-- Begin EXCERPT TO READ --
All of you have indeed provoked important thoughts here.

Thanking you very much...

a

alyce
03-04-2002, 08:44 AM
if they will accept any old kind of relationship...if they have no understanding of the importance of having standards...if they require nothing but saggin and baggin from their boyfriends... that's exactly what they will get.

I also have a son, who is getting the same message. It's a learned behavior that begins before any dating takes place. I maintain that women, from the moment we give birth to a manchild, have EVERYthing to do with shaping his opinion and his treatment of future women. And if he's been taught by both the women and men in his family, to respect himself and women, he won't be so inclined to deal on certain levels, himself.

Got to get em with this info while they're young...it's truly hard to unlearn bad habits. I'm a witness.

Yes, Kem, I agree with you. (did I say that????) :)


a

Nia Maishani
03-05-2002, 12:29 AM
Originally posted by kemetstry
:cool:

Nia M
You just a dawg! :eeek: If you wont respect a committed dating situation ( and there are such things ), you wont respect a marriage!
-- End EXCERPT TO READ --
-- Begin EXERCISE INPUTS --
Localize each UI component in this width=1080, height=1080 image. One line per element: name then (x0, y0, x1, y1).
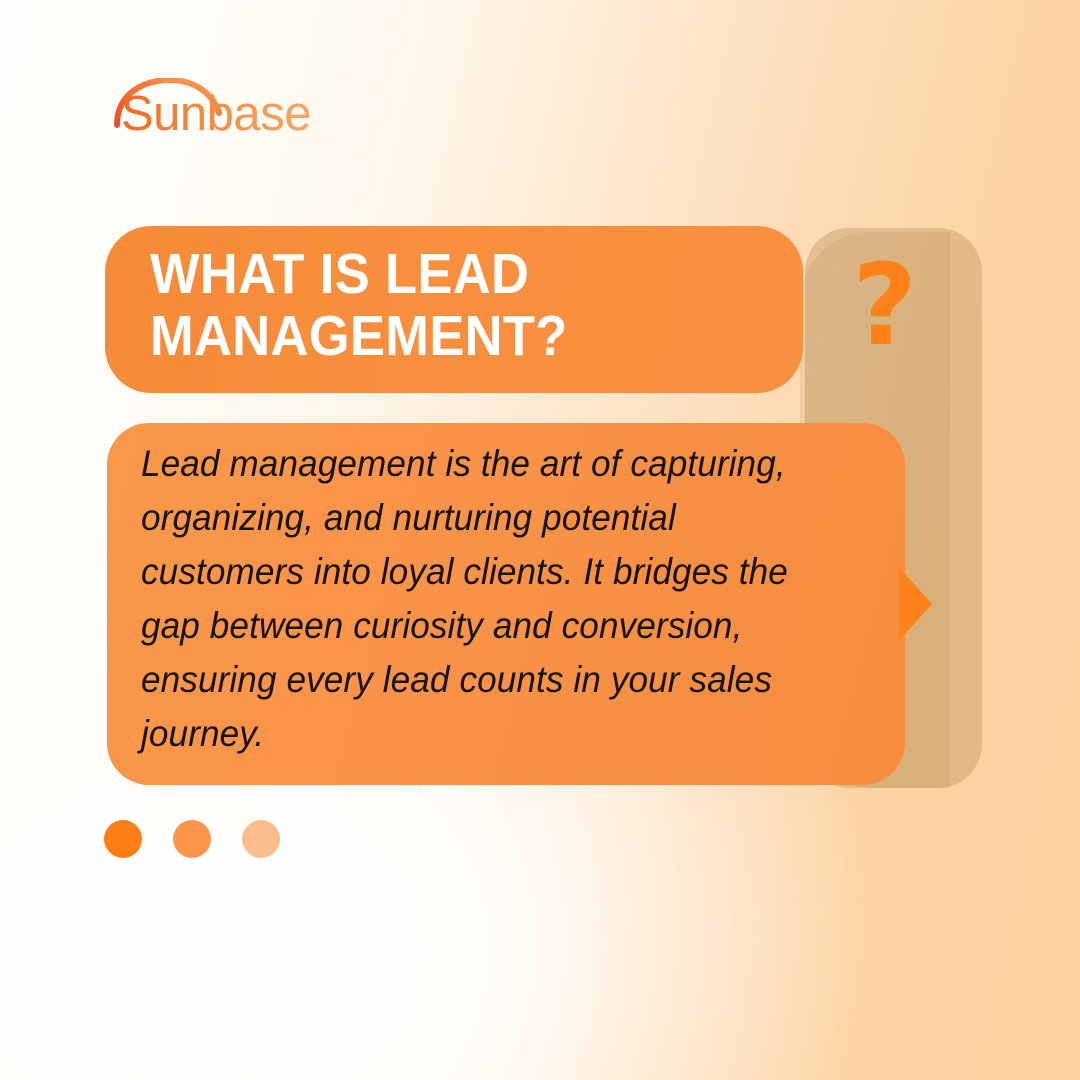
svg-text:Sunbase: Sunbase (121, 87, 311, 140)
pagination-dot-3[interactable] (242, 820, 280, 858)
pagination-dot-1[interactable] (104, 820, 142, 858)
pagination-dot-2[interactable] (173, 820, 211, 858)
sunbase-logo[interactable]: Sunbase (113, 78, 363, 140)
pagination-dots (104, 820, 280, 858)
body-paragraph: Lead management is the art of capturing,… (141, 437, 797, 761)
next-arrow-icon[interactable] (899, 567, 932, 641)
question-mark-icon: ? (852, 250, 917, 362)
slide-canvas: Sunbase WHAT IS LEAD MANAGEMENT? ? Lead … (0, 0, 1080, 1080)
page-title: WHAT IS LEAD MANAGEMENT? (150, 243, 748, 367)
sunbase-swoosh-logo: Sunbase (113, 78, 363, 140)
-- End EXERCISE INPUTS --
| REQUIRED ACTIONS |
#1 Answer these questions using the forum thread:
(a) What date and time appear on alyce's post?
(b) Whom does alyce say she agrees with?
(c) Whose post is quoted in Nia Maishani's entry?
#2 Format the listing as a Markdown table with the columns n and Line, starting at its first line and ending after the line that contains "pagination-dots (104, 820, 280, 858)". Number each row, and leave out blank lines and pictures.

| SOLUTION LIST |
#1
(a) 03-04-2002, 08:44 AM
(b) Kem
(c) kemetstry

#2
| n | Line |
|---|---|
| 1 | Localize each UI component in this width=1080, height=1080 image. One line per element: name then (x0, y0, x1, y1). |
| 2 | svg-text:Sunbase: Sunbase (121, 87, 311, 140) |
| 3 | pagination-dot-3[interactable] (242, 820, 280, 858) |
| 4 | pagination-dot-1[interactable] (104, 820, 142, 858) |
| 5 | pagination-dot-2[interactable] (173, 820, 211, 858) |
| 6 | sunbase-logo[interactable]: Sunbase (113, 78, 363, 140) |
| 7 | pagination-dots (104, 820, 280, 858) |